** Material provided **
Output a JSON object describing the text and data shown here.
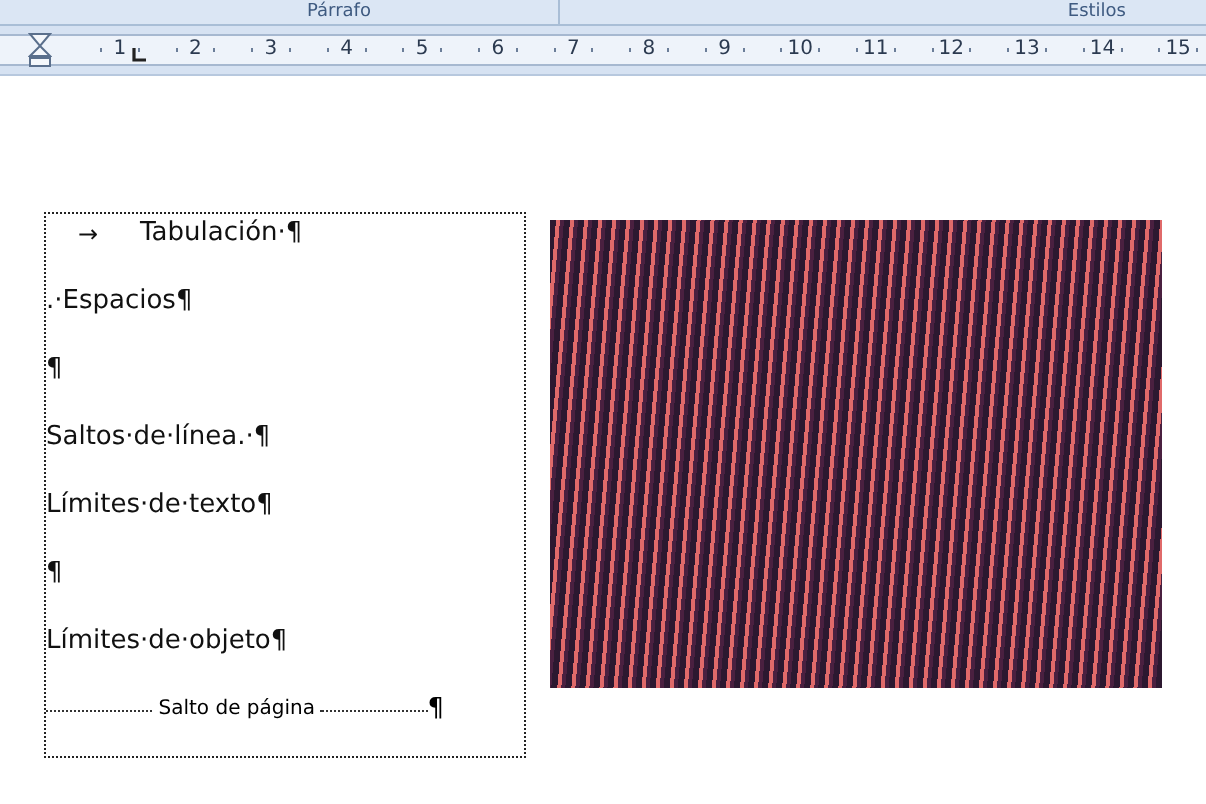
{
  "ribbon": {
    "group_labels": [
      "Párrafo",
      "Estilos"
    ]
  },
  "ruler": {
    "numbers": [
      "1",
      "2",
      "3",
      "4",
      "5",
      "6",
      "7",
      "8",
      "9",
      "10",
      "11",
      "12",
      "13",
      "14",
      "15"
    ]
  },
  "text_box": {
    "paragraphs": [
      {
        "kind": "tab",
        "mark": "→",
        "text": "Tabulación·¶"
      },
      {
        "kind": "text",
        "text": ".·Espacios¶"
      },
      {
        "kind": "text",
        "text": "¶"
      },
      {
        "kind": "text",
        "text": "Saltos·de·línea.·¶"
      },
      {
        "kind": "text",
        "text": "Límites·de·texto¶"
      },
      {
        "kind": "text",
        "text": "¶"
      },
      {
        "kind": "text",
        "text": "Límites·de·objeto¶"
      },
      {
        "kind": "page_break",
        "text": "Salto de página",
        "mark": "¶"
      }
    ]
  }
}
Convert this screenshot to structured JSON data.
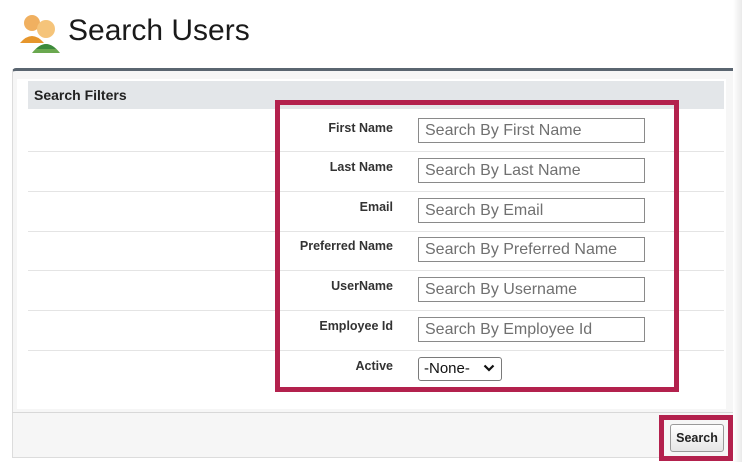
{
  "header": {
    "title": "Search Users",
    "icon": "users-icon"
  },
  "filters": {
    "section_title": "Search Filters",
    "fields": [
      {
        "label": "First Name",
        "placeholder": "Search By First Name"
      },
      {
        "label": "Last Name",
        "placeholder": "Search By Last Name"
      },
      {
        "label": "Email",
        "placeholder": "Search By Email"
      },
      {
        "label": "Preferred Name",
        "placeholder": "Search By Preferred Name"
      },
      {
        "label": "UserName",
        "placeholder": "Search By Username"
      },
      {
        "label": "Employee Id",
        "placeholder": "Search By Employee Id"
      }
    ],
    "active": {
      "label": "Active",
      "selected": "-None-"
    }
  },
  "actions": {
    "search_label": "Search"
  },
  "colors": {
    "highlight": "#b3214d",
    "section_header_bg": "#e3e6e9",
    "panel_top_border": "#5a6570"
  }
}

** Work instructions **
Everything from the line containing "Convert this screenshot" to the last line of the listing above must be reproduced exactly, with no pictures included.

** Reply **
Convert this screenshot to structured JSON data.
{
  "header": {
    "title": "Search Users",
    "icon": "users-icon"
  },
  "filters": {
    "section_title": "Search Filters",
    "fields": [
      {
        "label": "First Name",
        "placeholder": "Search By First Name"
      },
      {
        "label": "Last Name",
        "placeholder": "Search By Last Name"
      },
      {
        "label": "Email",
        "placeholder": "Search By Email"
      },
      {
        "label": "Preferred Name",
        "placeholder": "Search By Preferred Name"
      },
      {
        "label": "UserName",
        "placeholder": "Search By Username"
      },
      {
        "label": "Employee Id",
        "placeholder": "Search By Employee Id"
      }
    ],
    "active": {
      "label": "Active",
      "selected": "-None-"
    }
  },
  "actions": {
    "search_label": "Search"
  },
  "colors": {
    "highlight": "#b3214d",
    "section_header_bg": "#e3e6e9",
    "panel_top_border": "#5a6570"
  }
}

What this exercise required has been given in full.